* _Stated goal_
Work out how many lines in the listing below include the word "through"; answer with the number alone.
BEGIN Exercise material
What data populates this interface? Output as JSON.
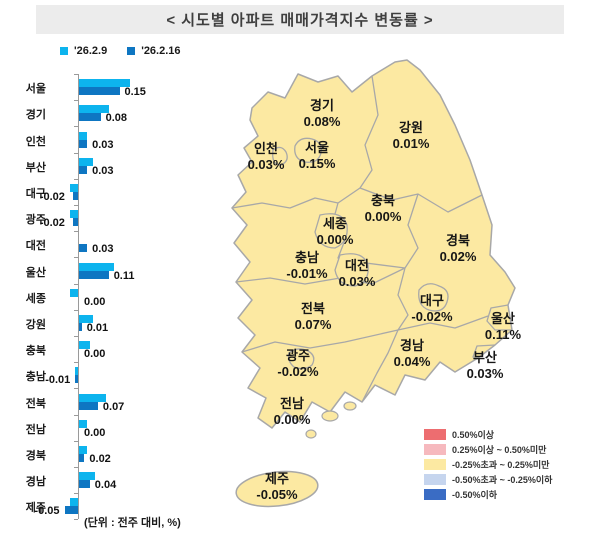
{
  "title": "< 시도별 아파트 매매가격지수 변동률 >",
  "chart_data": {
    "type": "bar",
    "orientation": "horizontal",
    "unit_note": "(단위 : 전주 대비, %)",
    "categories": [
      "서울",
      "경기",
      "인천",
      "부산",
      "대구",
      "광주",
      "대전",
      "울산",
      "세종",
      "강원",
      "충북",
      "충남",
      "전북",
      "전남",
      "경북",
      "경남",
      "제주"
    ],
    "series": [
      {
        "name": "'26.2.9",
        "color": "#0db4ee",
        "values": [
          0.19,
          0.11,
          0.03,
          0.05,
          -0.03,
          -0.03,
          0.0,
          0.13,
          -0.03,
          0.05,
          0.04,
          -0.01,
          0.1,
          0.03,
          0.03,
          0.06,
          -0.03
        ]
      },
      {
        "name": "'26.2.16",
        "color": "#0e76c2",
        "values": [
          0.15,
          0.08,
          0.03,
          0.03,
          -0.02,
          -0.02,
          0.03,
          0.11,
          0.0,
          0.01,
          0.0,
          -0.01,
          0.07,
          0.0,
          0.02,
          0.04,
          -0.05
        ]
      }
    ],
    "value_labels": [
      "0.15",
      "0.08",
      "0.03",
      "0.03",
      "-0.02",
      "-0.02",
      "0.03",
      "0.11",
      "0.00",
      "0.01",
      "0.00",
      "-0.01",
      "0.07",
      "0.00",
      "0.02",
      "0.04",
      "-0.05"
    ],
    "xlim": [
      -0.08,
      0.22
    ],
    "axis_color": "#9a9a9a"
  },
  "map": {
    "fill": "#fce9a2",
    "border": "#a8a8a8",
    "regions": [
      {
        "id": "gyeonggi",
        "name": "경기",
        "value": "0.08%"
      },
      {
        "id": "gangwon",
        "name": "강원",
        "value": "0.01%"
      },
      {
        "id": "incheon",
        "name": "인천",
        "value": "0.03%"
      },
      {
        "id": "seoul",
        "name": "서울",
        "value": "0.15%"
      },
      {
        "id": "chungbuk",
        "name": "충북",
        "value": "0.00%"
      },
      {
        "id": "sejong",
        "name": "세종",
        "value": "0.00%"
      },
      {
        "id": "gyeongbuk",
        "name": "경북",
        "value": "0.02%"
      },
      {
        "id": "chungnam",
        "name": "충남",
        "value": "-0.01%"
      },
      {
        "id": "daejeon",
        "name": "대전",
        "value": "0.03%"
      },
      {
        "id": "daegu",
        "name": "대구",
        "value": "-0.02%"
      },
      {
        "id": "jeonbuk",
        "name": "전북",
        "value": "0.07%"
      },
      {
        "id": "ulsan",
        "name": "울산",
        "value": "0.11%"
      },
      {
        "id": "gyeongnam",
        "name": "경남",
        "value": "0.04%"
      },
      {
        "id": "gwangju",
        "name": "광주",
        "value": "-0.02%"
      },
      {
        "id": "busan",
        "name": "부산",
        "value": "0.03%"
      },
      {
        "id": "jeonnam",
        "name": "전남",
        "value": "0.00%"
      },
      {
        "id": "jeju",
        "name": "제주",
        "value": "-0.05%"
      }
    ]
  },
  "map_legend": {
    "items": [
      {
        "label": "0.50%이상",
        "color": "#ed6d70"
      },
      {
        "label": "0.25%이상 ~ 0.50%미만",
        "color": "#f6b9be"
      },
      {
        "label": "-0.25%초과 ~ 0.25%미만",
        "color": "#fce9a2"
      },
      {
        "label": "-0.50%초과 ~ -0.25%이하",
        "color": "#c6d5ee"
      },
      {
        "label": "-0.50%이하",
        "color": "#3a6cc4"
      }
    ]
  }
}
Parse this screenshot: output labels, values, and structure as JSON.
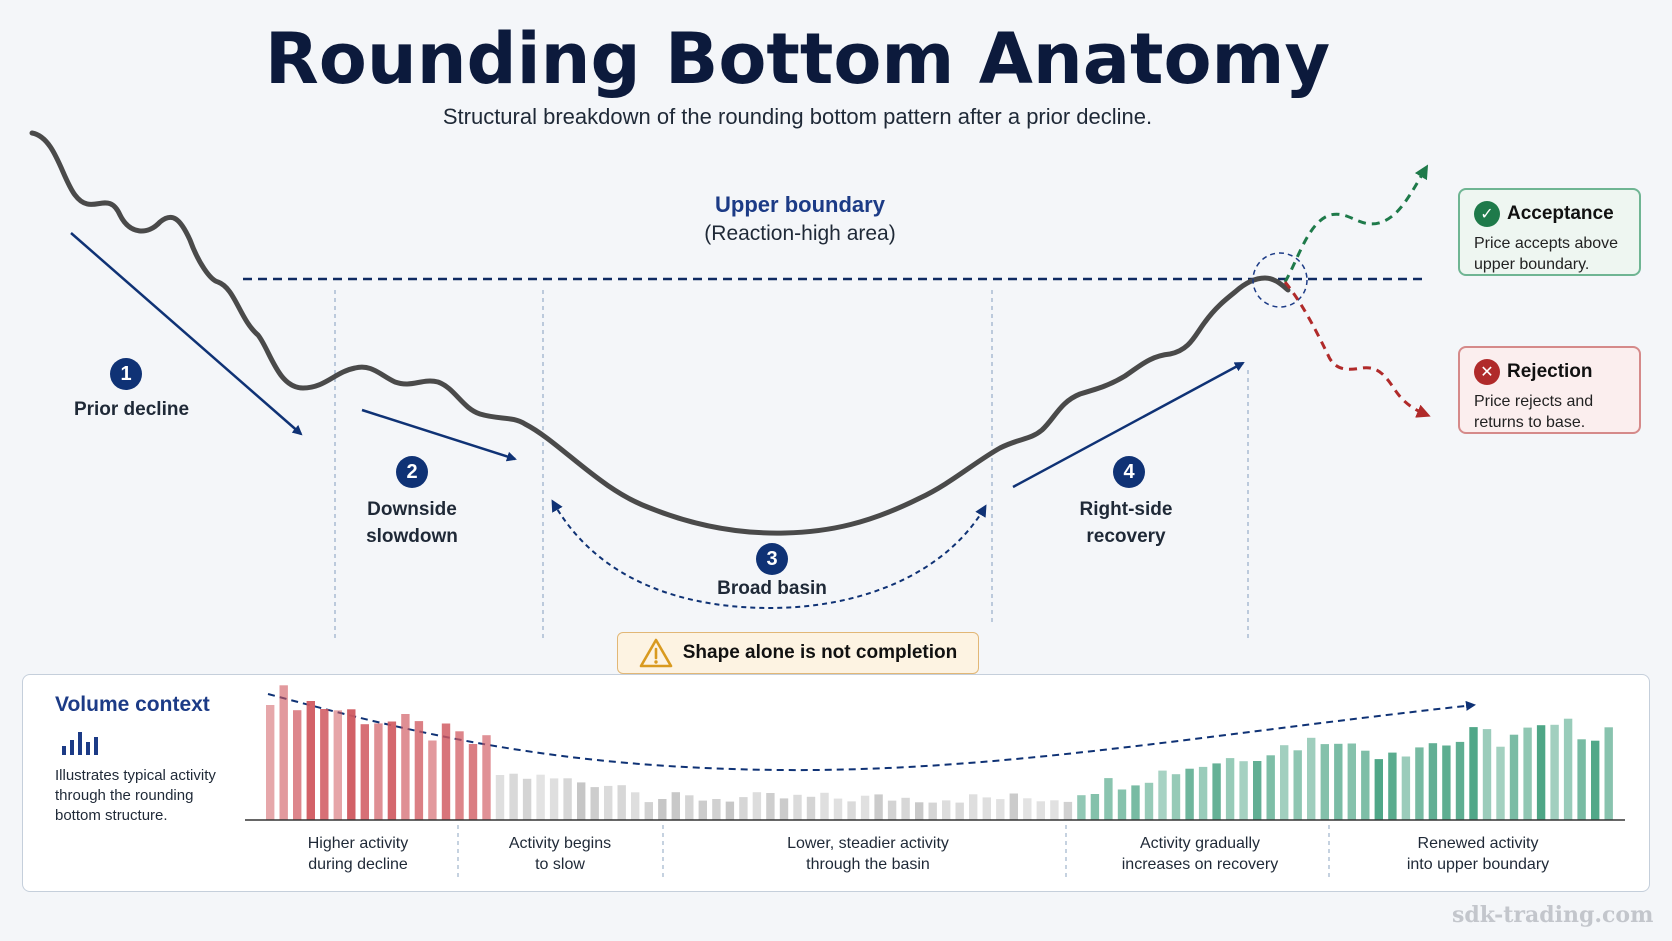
{
  "title": "Rounding Bottom Anatomy",
  "subtitle": "Structural breakdown of the rounding bottom pattern after a prior decline.",
  "upper_boundary": {
    "title": "Upper boundary",
    "subtitle": "(Reaction-high area)"
  },
  "steps": [
    {
      "number": "1",
      "label": "Prior decline"
    },
    {
      "number": "2",
      "label_line1": "Downside",
      "label_line2": "slowdown"
    },
    {
      "number": "3",
      "label": "Broad basin"
    },
    {
      "number": "4",
      "label_line1": "Right-side",
      "label_line2": "recovery"
    }
  ],
  "outcomes": {
    "acceptance": {
      "title": "Acceptance",
      "body_line1": "Price accepts above",
      "body_line2": "upper boundary.",
      "color": "#1e7a4a",
      "icon": "check-icon"
    },
    "rejection": {
      "title": "Rejection",
      "body_line1": "Price rejects and",
      "body_line2": "returns to base.",
      "color": "#b02a2a",
      "icon": "x-icon"
    }
  },
  "warning": {
    "text": "Shape alone is not completion",
    "icon": "warning-icon"
  },
  "volume": {
    "title": "Volume context",
    "icon": "bar-chart-icon",
    "description_line1": "Illustrates typical activity",
    "description_line2": "through the rounding",
    "description_line3": "bottom structure.",
    "phases": [
      {
        "line1": "Higher activity",
        "line2": "during decline"
      },
      {
        "line1": "Activity begins",
        "line2": "to slow"
      },
      {
        "line1": "Lower, steadier activity",
        "line2": "through the basin"
      },
      {
        "line1": "Activity gradually",
        "line2": "increases on recovery"
      },
      {
        "line1": "Renewed activity",
        "line2": "into upper boundary"
      }
    ]
  },
  "colors": {
    "navy": "#0f3275",
    "price_line": "#4a4a4a",
    "decline_volume": "#d0585f",
    "basin_volume": "#c2c2c2",
    "recovery_volume": "#3f9e7c",
    "acceptance": "#1e7a4a",
    "rejection": "#b02a2a"
  },
  "watermark": "sdk-trading.com"
}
END Exercise material
* _Output below_
2